- _Given records_
:::

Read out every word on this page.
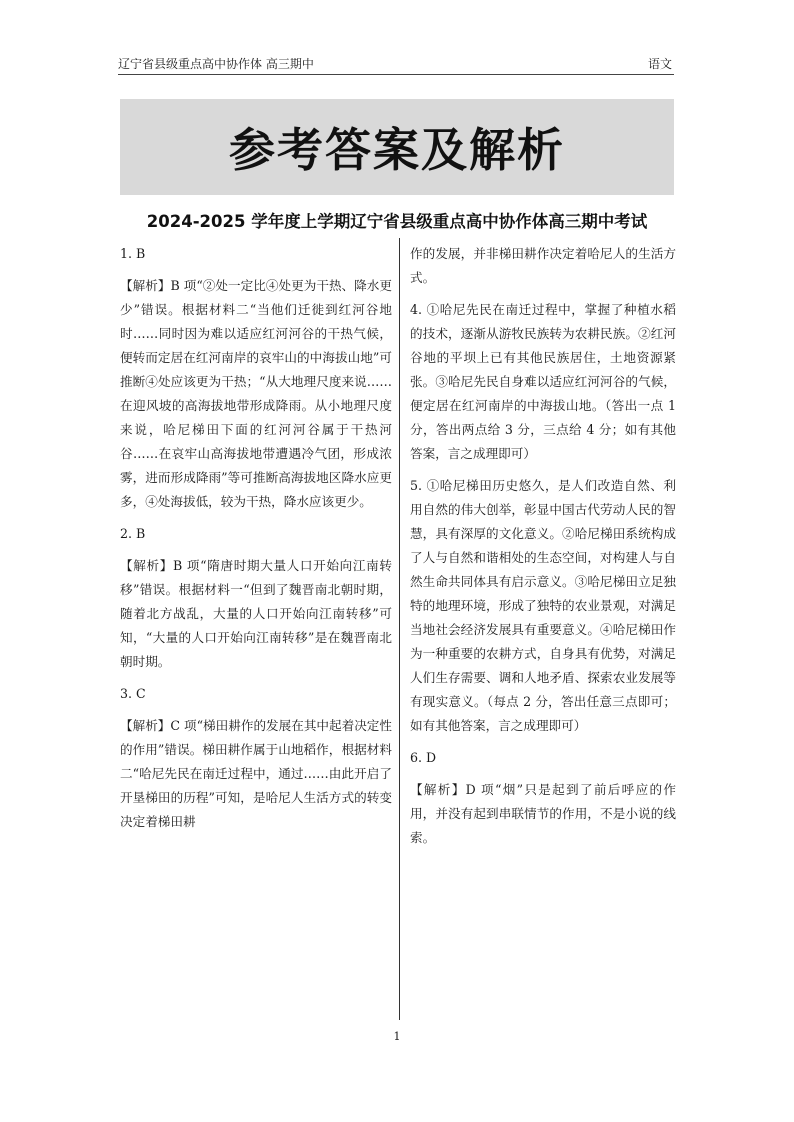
辽宁省县级重点高中协作体 高三期中	语文
参考答案及解析
2024-2025 学年度上学期辽宁省县级重点高中协作体高三期中考试

1. B

【解析】B 项“②处一定比④处更为干热、降水更少”错误。根据材料二“当他们迁徙到红河谷地时……同时因为难以适应红河河谷的干热气候，便转而定居在红河南岸的哀牢山的中海拔山地”可推断④处应该更为干热；“从大地理尺度来说……在迎风坡的高海拔地带形成降雨。从小地理尺度来说，哈尼梯田下面的红河河谷属于干热河谷……在哀牢山高海拔地带遭遇冷气团，形成浓雾，进而形成降雨”等可推断高海拔地区降水应更多，④处海拔低，较为干热，降水应该更少。

2. B

【解析】B 项“隋唐时期大量人口开始向江南转移”错误。根据材料一“但到了魏晋南北朝时期，随着北方战乱，大量的人口开始向江南转移”可知，“大量的人口开始向江南转移”是在魏晋南北朝时期。

3. C

【解析】C 项“梯田耕作的发展在其中起着决定性的作用”错误。梯田耕作属于山地稻作，根据材料二“哈尼先民在南迁过程中，通过……由此开启了开垦梯田的历程”可知，是哈尼人生活方式的转变决定着梯田耕

作的发展，并非梯田耕作决定着哈尼人的生活方式。

4. ①哈尼先民在南迁过程中，掌握了种植水稻的技术，逐渐从游牧民族转为农耕民族。②红河谷地的平坝上已有其他民族居住，土地资源紧张。③哈尼先民自身难以适应红河河谷的气候，便定居在红河南岸的中海拔山地。（答出一点 1 分，答出两点给 3 分，三点给 4 分；如有其他答案，言之成理即可）

5. ①哈尼梯田历史悠久，是人们改造自然、利用自然的伟大创举，彰显中国古代劳动人民的智慧，具有深厚的文化意义。②哈尼梯田系统构成了人与自然和谐相处的生态空间，对构建人与自然生命共同体具有启示意义。③哈尼梯田立足独特的地理环境，形成了独特的农业景观，对满足当地社会经济发展具有重要意义。④哈尼梯田作为一种重要的农耕方式，自身具有优势，对满足人们生存需要、调和人地矛盾、探索农业发展等有现实意义。（每点 2 分，答出任意三点即可；如有其他答案，言之成理即可）

6. D

【解析】D 项“烟”只是起到了前后呼应的作用，并没有起到串联情节的作用，不是小说的线索。

1
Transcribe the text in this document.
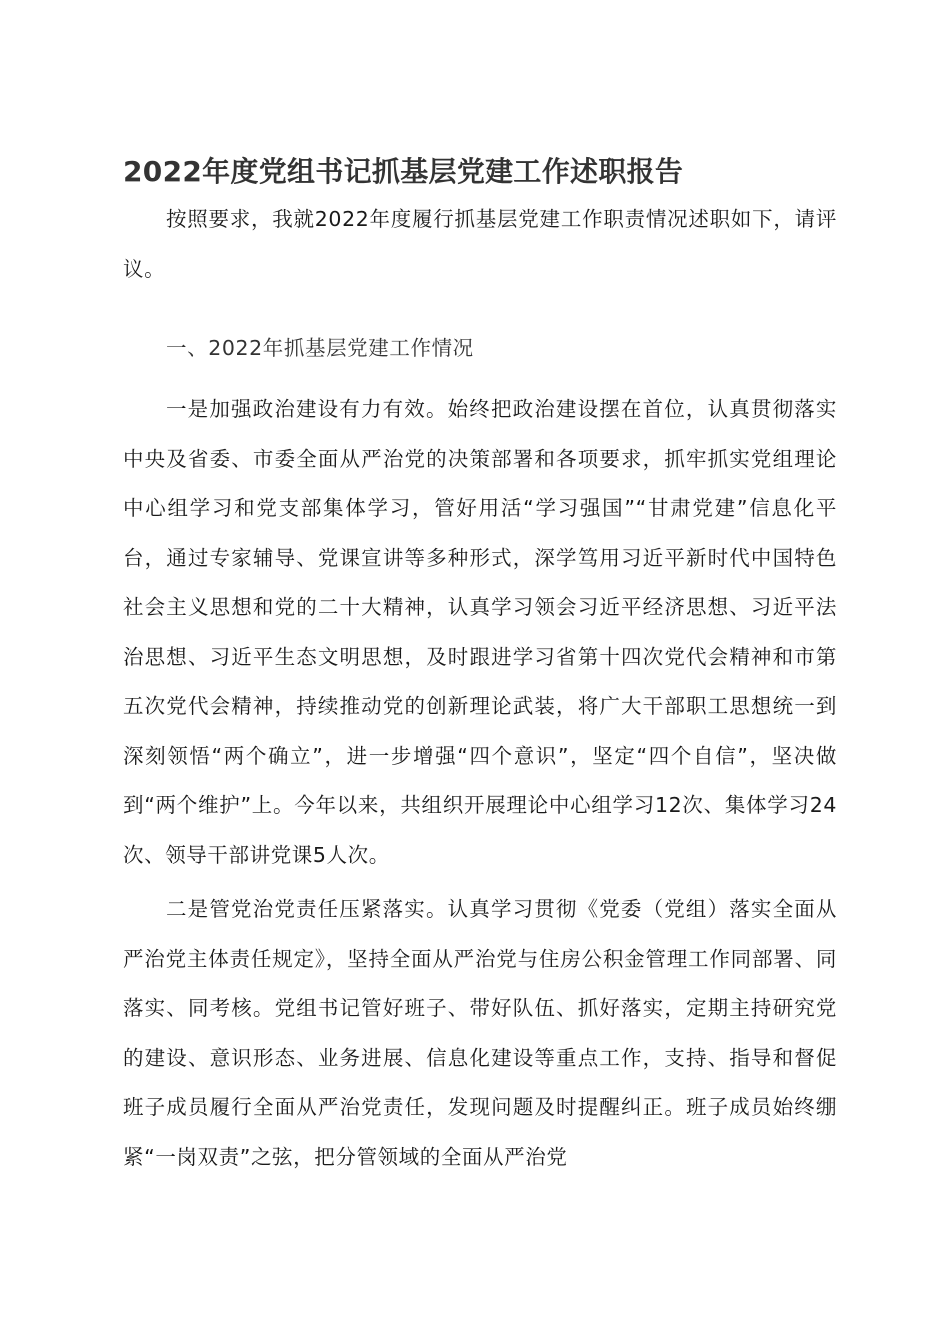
2022年度党组书记抓基层党建工作述职报告

按照要求，我就2022年度履行抓基层党建工作职责情况述职如下，请评议。

一、2022年抓基层党建工作情况

一是加强政治建设有力有效。始终把政治建设摆在首位，认真贯彻落实中央及省委、市委全面从严治党的决策部署和各项要求，抓牢抓实党组理论中心组学习和党支部集体学习，管好用活“学习强国”“甘肃党建”信息化平台，通过专家辅导、党课宣讲等多种形式，深学笃用习近平新时代中国特色社会主义思想和党的二十大精神，认真学习领会习近平经济思想、习近平法治思想、习近平生态文明思想，及时跟进学习省第十四次党代会精神和市第五次党代会精神，持续推动党的创新理论武装，将广大干部职工思想统一到深刻领悟“两个确立”，进一步增强“四个意识”，坚定“四个自信”，坚决做到“两个维护”上。今年以来，共组织开展理论中心组学习12次、集体学习24次、领导干部讲党课5人次。

二是管党治党责任压紧落实。认真学习贯彻《党委（党组）落实全面从严治党主体责任规定》，坚持全面从严治党与住房公积金管理工作同部署、同落实、同考核。党组书记管好班子、带好队伍、抓好落实，定期主持研究党的建设、意识形态、业务进展、信息化建设等重点工作，支持、指导和督促班子成员履行全面从严治党责任，发现问题及时提醒纠正。班子成员始终绷紧“一岗双责”之弦，把分管领域的全面从严治党
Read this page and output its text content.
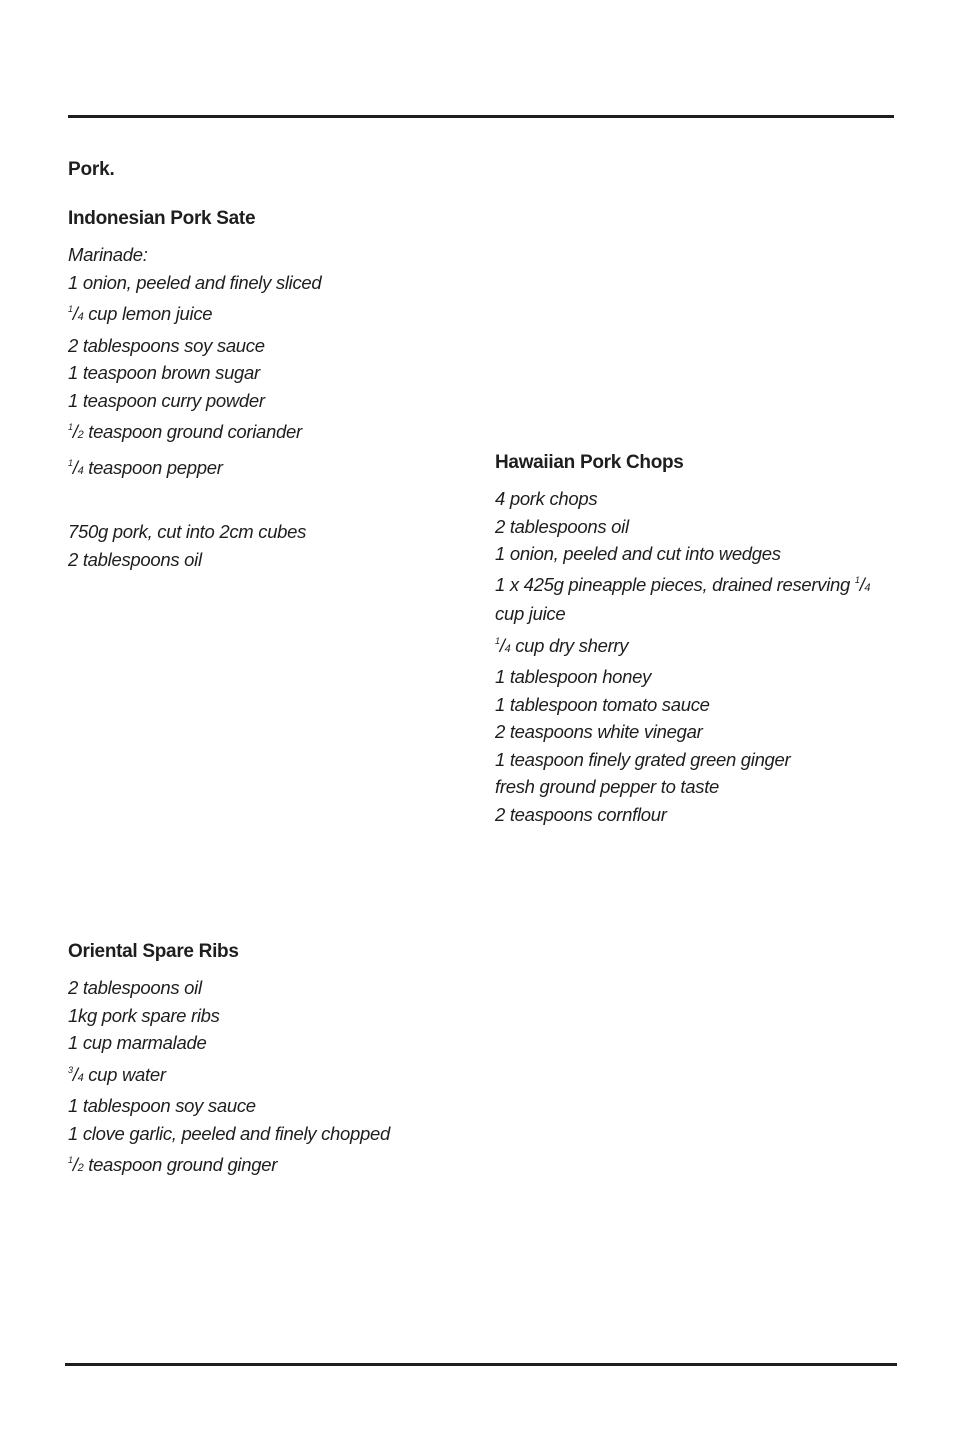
Pork.
Indonesian Pork Sate
Marinade:
1 onion, peeled and finely sliced
$^1$/4 cup lemon juice
2 tablespoons soy sauce
1 teaspoon brown sugar
1 teaspoon curry powder
$^1$/2 teaspoon ground coriander
$^1$/4 teaspoon pepper
750g pork, cut into 2cm cubes
2 tablespoons oil
Hawaiian Pork Chops
4 pork chops
2 tablespoons oil
1 onion, peeled and cut into wedges
1 x 425g pineapple pieces, drained reserving $^1$/4 cup juice
$^1$/4 cup dry sherry
1 tablespoon honey
1 tablespoon tomato sauce
2 teaspoons white vinegar
1 teaspoon finely grated green ginger
fresh ground pepper to taste
2 teaspoons cornflour
Oriental Spare Ribs
2 tablespoons oil
1kg pork spare ribs
1 cup marmalade
$^3$/4 cup water
1 tablespoon soy sauce
1 clove garlic, peeled and finely chopped
$^1$/2 teaspoon ground ginger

:::

Leaving the pictures out, set down exactly the lines from the one with "Read this page and output its text content." through the end of the records.

Read this page and output its text content.
Pork.
Indonesian Pork Sate
Marinade:
1 onion, peeled and finely sliced
$^1$/4 cup lemon juice
2 tablespoons soy sauce
1 teaspoon brown sugar
1 teaspoon curry powder
$^1$/2 teaspoon ground coriander
$^1$/4 teaspoon pepper
750g pork, cut into 2cm cubes
2 tablespoons oil
Hawaiian Pork Chops
4 pork chops
2 tablespoons oil
1 onion, peeled and cut into wedges
1 x 425g pineapple pieces, drained reserving $^1$/4 cup juice
$^1$/4 cup dry sherry
1 tablespoon honey
1 tablespoon tomato sauce
2 teaspoons white vinegar
1 teaspoon finely grated green ginger
fresh ground pepper to taste
2 teaspoons cornflour
Oriental Spare Ribs
2 tablespoons oil
1kg pork spare ribs
1 cup marmalade
$^3$/4 cup water
1 tablespoon soy sauce
1 clove garlic, peeled and finely chopped
$^1$/2 teaspoon ground ginger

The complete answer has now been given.